## Written request
Hunt for the word "content" across the entries below, copying each line that holds it.

"""

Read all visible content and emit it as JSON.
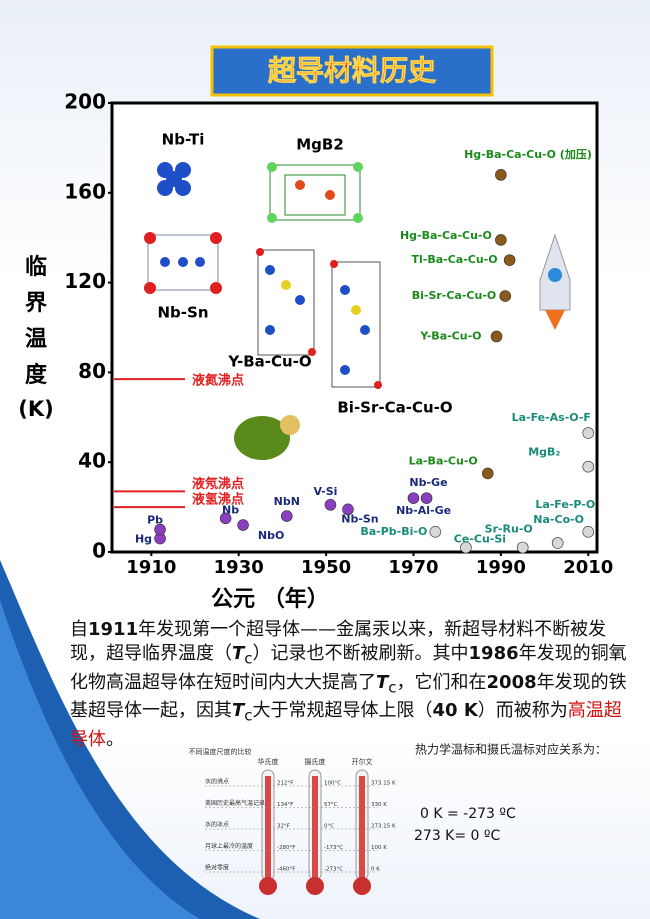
{
  "header": {
    "title": "超导材料历史"
  },
  "chart_data": {
    "type": "scatter",
    "xlabel": "公元 （年）",
    "ylabel": "临界温度",
    "ylabel_unit": "(K)",
    "xlim": [
      1901,
      2012
    ],
    "ylim": [
      0,
      200
    ],
    "xticks": [
      1910,
      1930,
      1950,
      1970,
      1990,
      2010
    ],
    "yticks": [
      0,
      40,
      80,
      120,
      160,
      200
    ],
    "points": [
      {
        "label": "Hg",
        "x": 1912,
        "y": 6,
        "color": "#8a3fc0",
        "label_color": "#1a2a7a"
      },
      {
        "label": "Pb",
        "x": 1912,
        "y": 10,
        "color": "#8a3fc0",
        "label_color": "#1a2a7a"
      },
      {
        "label": "Nb",
        "x": 1927,
        "y": 15,
        "color": "#8a3fc0",
        "label_color": "#1a2a7a"
      },
      {
        "label": "NbO",
        "x": 1931,
        "y": 12,
        "color": "#8a3fc0",
        "label_color": "#1a2a7a"
      },
      {
        "label": "NbN",
        "x": 1941,
        "y": 16,
        "color": "#8a3fc0",
        "label_color": "#1a2a7a"
      },
      {
        "label": "V-Si",
        "x": 1951,
        "y": 21,
        "color": "#8a3fc0",
        "label_color": "#1a2a7a"
      },
      {
        "label": "Nb-Sn",
        "x": 1955,
        "y": 19,
        "color": "#8a3fc0",
        "label_color": "#1a2a7a"
      },
      {
        "label": "Nb-Ge",
        "x": 1970,
        "y": 24,
        "color": "#8a3fc0",
        "label_color": "#1a2a7a"
      },
      {
        "label": "Nb-Al-Ge",
        "x": 1973,
        "y": 24,
        "color": "#8a3fc0",
        "label_color": "#1a2a7a"
      },
      {
        "label": "Ba-Pb-Bi-O",
        "x": 1975,
        "y": 9,
        "color": "#d8d8d8",
        "label_color": "#1a8a7a"
      },
      {
        "label": "Ce-Cu-Si",
        "x": 1982,
        "y": 2,
        "color": "#d8d8d8",
        "label_color": "#1a8a7a"
      },
      {
        "label": "La-Ba-Cu-O",
        "x": 1987,
        "y": 35,
        "color": "#8b5a1a",
        "label_color": "#1a8a1a"
      },
      {
        "label": "Y-Ba-Cu-O",
        "x": 1989,
        "y": 96,
        "color": "#8b5a1a",
        "label_color": "#1a8a1a"
      },
      {
        "label": "Bi-Sr-Ca-Cu-O",
        "x": 1991,
        "y": 114,
        "color": "#8b5a1a",
        "label_color": "#1a8a1a"
      },
      {
        "label": "Tl-Ba-Ca-Cu-O",
        "x": 1992,
        "y": 130,
        "color": "#8b5a1a",
        "label_color": "#1a8a1a"
      },
      {
        "label": "Hg-Ba-Ca-Cu-O",
        "x": 1990,
        "y": 139,
        "color": "#8b5a1a",
        "label_color": "#1a8a1a"
      },
      {
        "label": "Hg-Ba-Ca-Cu-O (加压)",
        "x": 1990,
        "y": 168,
        "color": "#8b5a1a",
        "label_color": "#1a8a1a"
      },
      {
        "label": "Sr-Ru-O",
        "x": 1995,
        "y": 2,
        "color": "#d8d8d8",
        "label_color": "#1a8a7a"
      },
      {
        "label": "Na-Co-O",
        "x": 2003,
        "y": 4,
        "color": "#d8d8d8",
        "label_color": "#1a8a7a"
      },
      {
        "label": "La-Fe-P-O",
        "x": 2010,
        "y": 9,
        "color": "#d8d8d8",
        "label_color": "#1a8a7a"
      },
      {
        "label": "MgB₂",
        "x": 2010,
        "y": 38,
        "color": "#d8d8d8",
        "label_color": "#1a8a7a"
      },
      {
        "label": "La-Fe-As-O-F",
        "x": 2010,
        "y": 53,
        "color": "#d8d8d8",
        "label_color": "#1a8a7a"
      }
    ],
    "reference_lines": [
      {
        "label": "液氮沸点",
        "value": 77
      },
      {
        "label": "液氖沸点",
        "value": 27
      },
      {
        "label": "液氢沸点",
        "value": 20
      }
    ],
    "line_color": "#e02020",
    "structures": [
      "Nb-Ti",
      "MgB2",
      "Nb-Sn",
      "Y-Ba-Cu-O",
      "Bi-Sr-Ca-Cu-O"
    ]
  },
  "paragraph": [
    "自",
    "1911",
    "年发现第一个超导体——金属汞以来，新超导材料不断被发现，超导临界温度（",
    "T",
    "c",
    "）记录也不断被刷新。其中",
    "1986",
    "年发现的铜氧化物高温超导体在短时间内大大提高了",
    "T",
    "c",
    "，它们和在",
    "2008",
    "年发现的铁基超导体一起，因其",
    "T",
    "c",
    "大于常规超导体上限（",
    "40 K",
    "）而被称为",
    "高温超导体",
    "。"
  ],
  "thermometer": {
    "title": "不同温度尺度的比较",
    "scales": [
      "华氏度",
      "摄氏度",
      "开尔文"
    ],
    "rows": [
      [
        "水的沸点",
        "212°F",
        "100°C",
        "373.15 K"
      ],
      [
        "美国历史最高气温记录",
        "134°F",
        "57°C",
        "330 K"
      ],
      [
        "水的冰点",
        "32°F",
        "0°C",
        "273.15 K"
      ],
      [
        "月球上最冷的温度",
        "-280°F",
        "-173°C",
        "100 K"
      ],
      [
        "绝对零度",
        "-460°F",
        "-273°C",
        "0 K"
      ]
    ]
  },
  "relation": {
    "title": "热力学温标和摄氏温标对应关系为：",
    "lines": [
      "0 K = -273 ºC",
      "273 K= 0 ºC"
    ]
  }
}
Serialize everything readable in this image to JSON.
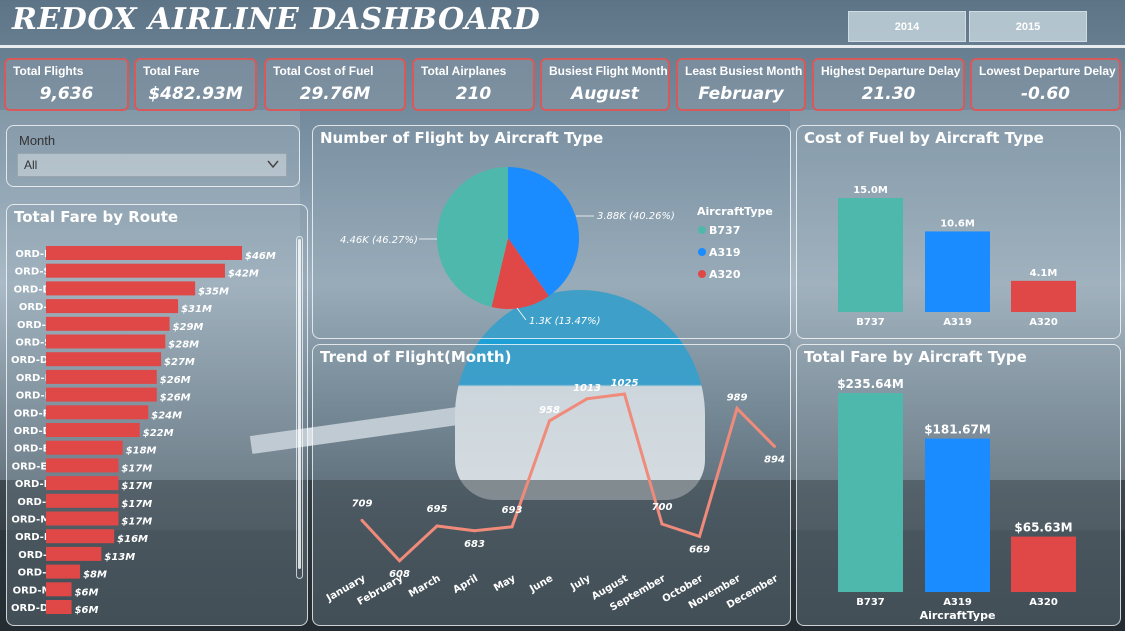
{
  "title": "REDOX AIRLINE DASHBOARD",
  "years": [
    "2014",
    "2015"
  ],
  "kpis": [
    {
      "label": "Total Flights",
      "value": "9,636"
    },
    {
      "label": "Total Fare",
      "value": "$482.93M"
    },
    {
      "label": "Total Cost of Fuel",
      "value": "29.76M"
    },
    {
      "label": "Total Airplanes",
      "value": "210"
    },
    {
      "label": "Busiest Flight Month",
      "value": "August"
    },
    {
      "label": "Least Busiest Month",
      "value": "February"
    },
    {
      "label": "Highest Departure Delay",
      "value": "21.30"
    },
    {
      "label": "Lowest Departure Delay",
      "value": "-0.60"
    }
  ],
  "slicer": {
    "label": "Month",
    "value": "All",
    "icon": "chevron-down-icon"
  },
  "colors": {
    "teal": "#4fb8ad",
    "blue": "#1a8cff",
    "red": "#e04848",
    "line": "#f08a7a",
    "kpi_border": "#d75a5a"
  },
  "chart_data": [
    {
      "type": "bar",
      "orientation": "horizontal",
      "title": "Total Fare by Route",
      "categories": [
        "ORD-LAX",
        "ORD-SFO",
        "ORD-DEN",
        "ORD-JFK",
        "ORD-ATL",
        "ORD-SEA",
        "ORD-DFW",
        "ORD-LAS",
        "ORD-MIA",
        "ORD-PHX",
        "ORD-DCA",
        "ORD-BOS",
        "ORD-EWR",
        "ORD-LGA",
        "ORD-IAH",
        "ORD-MCO",
        "ORD-PHL",
        "ORD-CLT",
        "ORD-FLL",
        "ORD-MSP",
        "ORD-DTW"
      ],
      "values": [
        46,
        42,
        35,
        31,
        29,
        28,
        27,
        26,
        26,
        24,
        22,
        18,
        17,
        17,
        17,
        17,
        16,
        13,
        8,
        6,
        6
      ],
      "labels": [
        "$46M",
        "$42M",
        "$35M",
        "$31M",
        "$29M",
        "$28M",
        "$27M",
        "$26M",
        "$26M",
        "$24M",
        "$22M",
        "$18M",
        "$17M",
        "$17M",
        "$17M",
        "$17M",
        "$16M",
        "$13M",
        "$8M",
        "$6M",
        "$6M"
      ]
    },
    {
      "type": "pie",
      "title": "Number of Flight by Aircraft Type",
      "legend_title": "AircraftType",
      "categories": [
        "B737",
        "A319",
        "A320"
      ],
      "values": [
        4460,
        3880,
        1300
      ],
      "labels": [
        "4.46K (46.27%)",
        "3.88K (40.26%)",
        "1.3K (13.47%)"
      ],
      "legend_position": "right"
    },
    {
      "type": "bar",
      "title": "Cost of Fuel by Aircraft Type",
      "categories": [
        "B737",
        "A319",
        "A320"
      ],
      "values": [
        15.0,
        10.6,
        4.1
      ],
      "labels": [
        "15.0M",
        "10.6M",
        "4.1M"
      ]
    },
    {
      "type": "line",
      "title": "Trend of Flight(Month)",
      "categories": [
        "January",
        "February",
        "March",
        "April",
        "May",
        "June",
        "July",
        "August",
        "September",
        "October",
        "November",
        "December"
      ],
      "values": [
        709,
        608,
        695,
        683,
        693,
        958,
        1013,
        1025,
        700,
        669,
        989,
        894
      ]
    },
    {
      "type": "bar",
      "title": "Total Fare by Aircraft Type",
      "xlabel": "AircraftType",
      "categories": [
        "B737",
        "A319",
        "A320"
      ],
      "values": [
        235.64,
        181.67,
        65.63
      ],
      "labels": [
        "$235.64M",
        "$181.67M",
        "$65.63M"
      ]
    }
  ]
}
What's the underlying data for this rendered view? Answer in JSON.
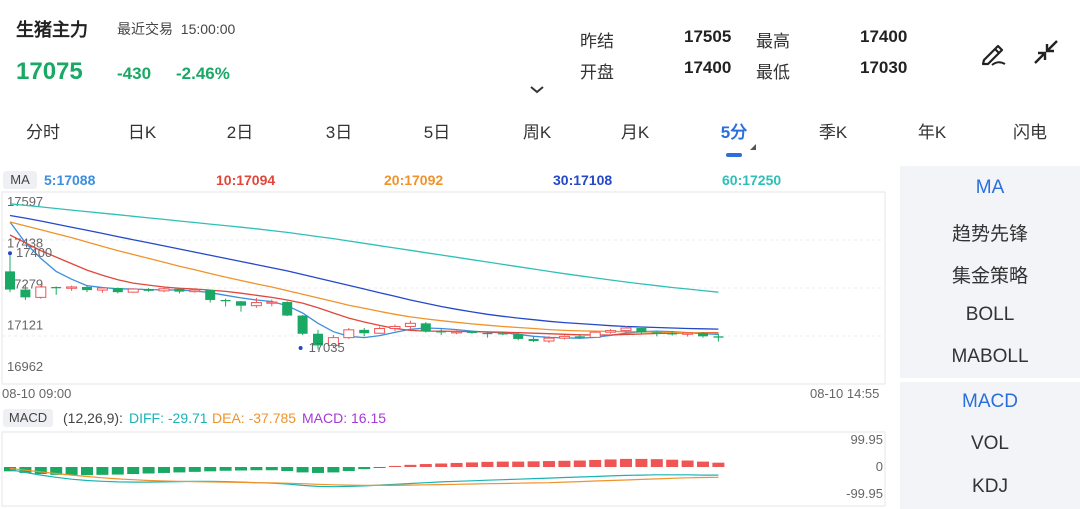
{
  "header": {
    "title": "生猪主力",
    "trade_status": "最近交易  15:00:00",
    "price": "17075",
    "change": "-430",
    "change_pct": "-2.46%"
  },
  "quote": {
    "prev_settle_label": "昨结",
    "prev_settle": "17505",
    "open_label": "开盘",
    "open": "17400",
    "high_label": "最高",
    "high": "17400",
    "low_label": "最低",
    "low": "17030"
  },
  "tabs": [
    {
      "label": "分时"
    },
    {
      "label": "日K"
    },
    {
      "label": "2日"
    },
    {
      "label": "3日"
    },
    {
      "label": "5日"
    },
    {
      "label": "周K"
    },
    {
      "label": "月K"
    },
    {
      "label": "5分"
    },
    {
      "label": "季K"
    },
    {
      "label": "年K"
    },
    {
      "label": "闪电"
    }
  ],
  "active_tab": "5分",
  "ma_legend": {
    "badge": "MA",
    "items": [
      {
        "label": "5:17088",
        "color": "#3c8ee0"
      },
      {
        "label": "10:17094",
        "color": "#e0473a"
      },
      {
        "label": "20:17092",
        "color": "#f0932b"
      },
      {
        "label": "30:17108",
        "color": "#2449c8"
      },
      {
        "label": "60:17250",
        "color": "#2ec0b8"
      }
    ]
  },
  "macd_legend": {
    "badge": "MACD",
    "params": "(12,26,9):",
    "diff": "DIFF: -29.71",
    "dea": "DEA: -37.785",
    "macd": "MACD: 16.15",
    "diff_color": "#1bb3b3",
    "dea_color": "#f0932b",
    "macd_color": "#a63ad6"
  },
  "side_panel": {
    "group1": [
      "MA",
      "趋势先锋",
      "集金策略",
      "BOLL",
      "MABOLL"
    ],
    "group2": [
      "MACD",
      "VOL",
      "KDJ"
    ],
    "active1": "MA",
    "active2": "MACD"
  },
  "colors": {
    "up": "#f05555",
    "down": "#1aa865",
    "accent": "#2a6fdb"
  },
  "chart_data": [
    {
      "type": "candlestick",
      "y_ticks": [
        "17597",
        "17438",
        "17279",
        "17121",
        "16962"
      ],
      "ylim": [
        16962,
        17597
      ],
      "x_range_labels": [
        "08-10 09:00",
        "08-10 14:55"
      ],
      "annotations": [
        {
          "label": "17400",
          "x_index": 0,
          "value": 17400
        },
        {
          "label": "17035",
          "x_index": 19,
          "value": 17035
        }
      ],
      "candles": [
        [
          17330,
          17400,
          17250,
          17260
        ],
        [
          17260,
          17280,
          17220,
          17230
        ],
        [
          17230,
          17275,
          17225,
          17270
        ],
        [
          17270,
          17272,
          17240,
          17265
        ],
        [
          17265,
          17275,
          17255,
          17270
        ],
        [
          17270,
          17275,
          17250,
          17258
        ],
        [
          17258,
          17270,
          17248,
          17266
        ],
        [
          17266,
          17268,
          17245,
          17250
        ],
        [
          17250,
          17265,
          17248,
          17262
        ],
        [
          17262,
          17266,
          17252,
          17255
        ],
        [
          17255,
          17268,
          17250,
          17263
        ],
        [
          17263,
          17268,
          17245,
          17252
        ],
        [
          17252,
          17262,
          17248,
          17258
        ],
        [
          17258,
          17260,
          17210,
          17220
        ],
        [
          17220,
          17225,
          17195,
          17215
        ],
        [
          17215,
          17216,
          17175,
          17198
        ],
        [
          17198,
          17228,
          17190,
          17210
        ],
        [
          17210,
          17222,
          17195,
          17212
        ],
        [
          17212,
          17215,
          17158,
          17160
        ],
        [
          17160,
          17162,
          17085,
          17090
        ],
        [
          17090,
          17105,
          17030,
          17045
        ],
        [
          17045,
          17085,
          17035,
          17075
        ],
        [
          17075,
          17112,
          17070,
          17105
        ],
        [
          17105,
          17112,
          17080,
          17092
        ],
        [
          17092,
          17118,
          17090,
          17110
        ],
        [
          17110,
          17125,
          17100,
          17118
        ],
        [
          17118,
          17140,
          17110,
          17130
        ],
        [
          17130,
          17135,
          17095,
          17100
        ],
        [
          17100,
          17110,
          17085,
          17095
        ],
        [
          17095,
          17103,
          17088,
          17098
        ],
        [
          17098,
          17102,
          17090,
          17093
        ],
        [
          17093,
          17099,
          17075,
          17092
        ],
        [
          17092,
          17098,
          17085,
          17088
        ],
        [
          17088,
          17092,
          17065,
          17070
        ],
        [
          17070,
          17078,
          17058,
          17062
        ],
        [
          17062,
          17080,
          17055,
          17073
        ],
        [
          17073,
          17084,
          17068,
          17080
        ],
        [
          17080,
          17086,
          17070,
          17076
        ],
        [
          17076,
          17100,
          17074,
          17096
        ],
        [
          17096,
          17108,
          17090,
          17102
        ],
        [
          17102,
          17120,
          17095,
          17112
        ],
        [
          17112,
          17118,
          17090,
          17095
        ],
        [
          17095,
          17098,
          17080,
          17092
        ],
        [
          17092,
          17098,
          17083,
          17088
        ],
        [
          17088,
          17097,
          17079,
          17093
        ],
        [
          17093,
          17096,
          17075,
          17080
        ],
        [
          17080,
          17090,
          17060,
          17075
        ]
      ],
      "ma_series": {
        "ma5": [
          17520,
          17440,
          17380,
          17330,
          17300,
          17275,
          17268,
          17263,
          17262,
          17260,
          17259,
          17258,
          17255,
          17248,
          17238,
          17228,
          17220,
          17214,
          17198,
          17170,
          17130,
          17098,
          17080,
          17075,
          17083,
          17095,
          17107,
          17112,
          17110,
          17106,
          17100,
          17096,
          17094,
          17088,
          17080,
          17076,
          17074,
          17073,
          17076,
          17084,
          17092,
          17098,
          17100,
          17098,
          17094,
          17090,
          17088
        ],
        "ma10": [
          17470,
          17440,
          17410,
          17385,
          17360,
          17335,
          17315,
          17298,
          17285,
          17277,
          17270,
          17265,
          17262,
          17258,
          17253,
          17246,
          17238,
          17230,
          17220,
          17208,
          17190,
          17170,
          17150,
          17135,
          17122,
          17110,
          17103,
          17100,
          17100,
          17099,
          17098,
          17097,
          17096,
          17094,
          17092,
          17090,
          17088,
          17086,
          17085,
          17085,
          17087,
          17089,
          17091,
          17092,
          17093,
          17094,
          17094
        ],
        "ma20": [
          17520,
          17505,
          17490,
          17475,
          17460,
          17443,
          17426,
          17410,
          17395,
          17380,
          17365,
          17350,
          17336,
          17322,
          17308,
          17295,
          17282,
          17270,
          17256,
          17242,
          17228,
          17214,
          17200,
          17188,
          17176,
          17165,
          17155,
          17147,
          17140,
          17134,
          17128,
          17123,
          17118,
          17114,
          17110,
          17106,
          17103,
          17101,
          17100,
          17099,
          17098,
          17097,
          17096,
          17095,
          17094,
          17093,
          17092
        ],
        "ma30": [
          17545,
          17535,
          17524,
          17512,
          17500,
          17488,
          17476,
          17464,
          17452,
          17440,
          17428,
          17416,
          17404,
          17392,
          17380,
          17368,
          17356,
          17344,
          17332,
          17318,
          17304,
          17290,
          17276,
          17262,
          17248,
          17234,
          17220,
          17207,
          17195,
          17184,
          17174,
          17165,
          17157,
          17150,
          17144,
          17138,
          17133,
          17129,
          17125,
          17121,
          17118,
          17116,
          17114,
          17112,
          17110,
          17109,
          17108
        ],
        "ma60": [
          17590,
          17584,
          17578,
          17572,
          17566,
          17560,
          17554,
          17548,
          17542,
          17536,
          17530,
          17524,
          17518,
          17512,
          17506,
          17500,
          17494,
          17487,
          17480,
          17472,
          17464,
          17456,
          17447,
          17438,
          17429,
          17420,
          17411,
          17402,
          17393,
          17384,
          17375,
          17366,
          17357,
          17348,
          17339,
          17330,
          17321,
          17313,
          17305,
          17297,
          17289,
          17282,
          17275,
          17268,
          17262,
          17256,
          17250
        ]
      }
    },
    {
      "type": "macd",
      "y_ticks": [
        "99.95",
        "0",
        "-99.95"
      ],
      "ylim": [
        -99.95,
        99.95
      ],
      "histogram": [
        -16,
        -22,
        -26,
        -29,
        -30,
        -30,
        -29,
        -28,
        -26,
        -24,
        -22,
        -20,
        -18,
        -16,
        -14,
        -13,
        -12,
        -12,
        -15,
        -20,
        -22,
        -20,
        -15,
        -8,
        -2,
        4,
        8,
        11,
        13,
        15,
        17,
        19,
        20,
        20,
        21,
        22,
        23,
        24,
        26,
        28,
        30,
        30,
        29,
        27,
        24,
        20,
        16
      ],
      "diff": [
        -10,
        -20,
        -30,
        -38,
        -45,
        -50,
        -53,
        -55,
        -56,
        -56,
        -55,
        -54,
        -53,
        -53,
        -54,
        -56,
        -58,
        -60,
        -63,
        -68,
        -72,
        -73,
        -72,
        -70,
        -67,
        -64,
        -61,
        -58,
        -55,
        -53,
        -51,
        -49,
        -47,
        -45,
        -43,
        -41,
        -39,
        -37,
        -35,
        -33,
        -31,
        -30,
        -29,
        -29,
        -29,
        -30,
        -30
      ],
      "dea": [
        -5,
        -12,
        -18,
        -24,
        -30,
        -35,
        -40,
        -44,
        -47,
        -50,
        -52,
        -53,
        -54,
        -55,
        -56,
        -57,
        -58,
        -59,
        -60,
        -62,
        -64,
        -66,
        -67,
        -68,
        -68,
        -68,
        -67,
        -66,
        -65,
        -64,
        -63,
        -62,
        -61,
        -60,
        -59,
        -58,
        -56,
        -54,
        -52,
        -50,
        -48,
        -46,
        -44,
        -42,
        -40,
        -39,
        -38
      ]
    }
  ]
}
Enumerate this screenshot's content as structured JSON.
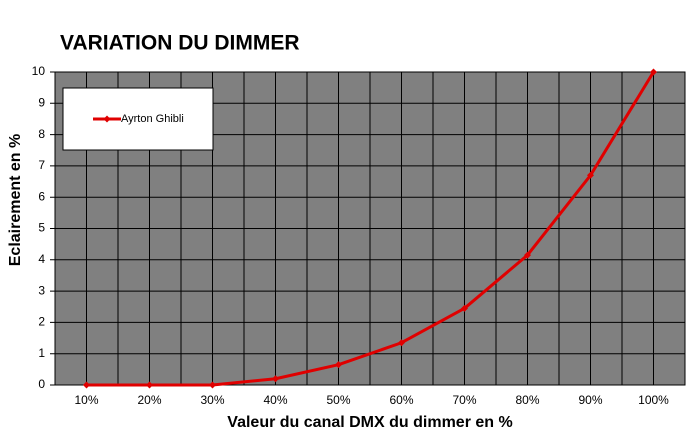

"""

## Solution
Read all visible content and emit it as JSON.
Enumerate this screenshot's content as structured JSON.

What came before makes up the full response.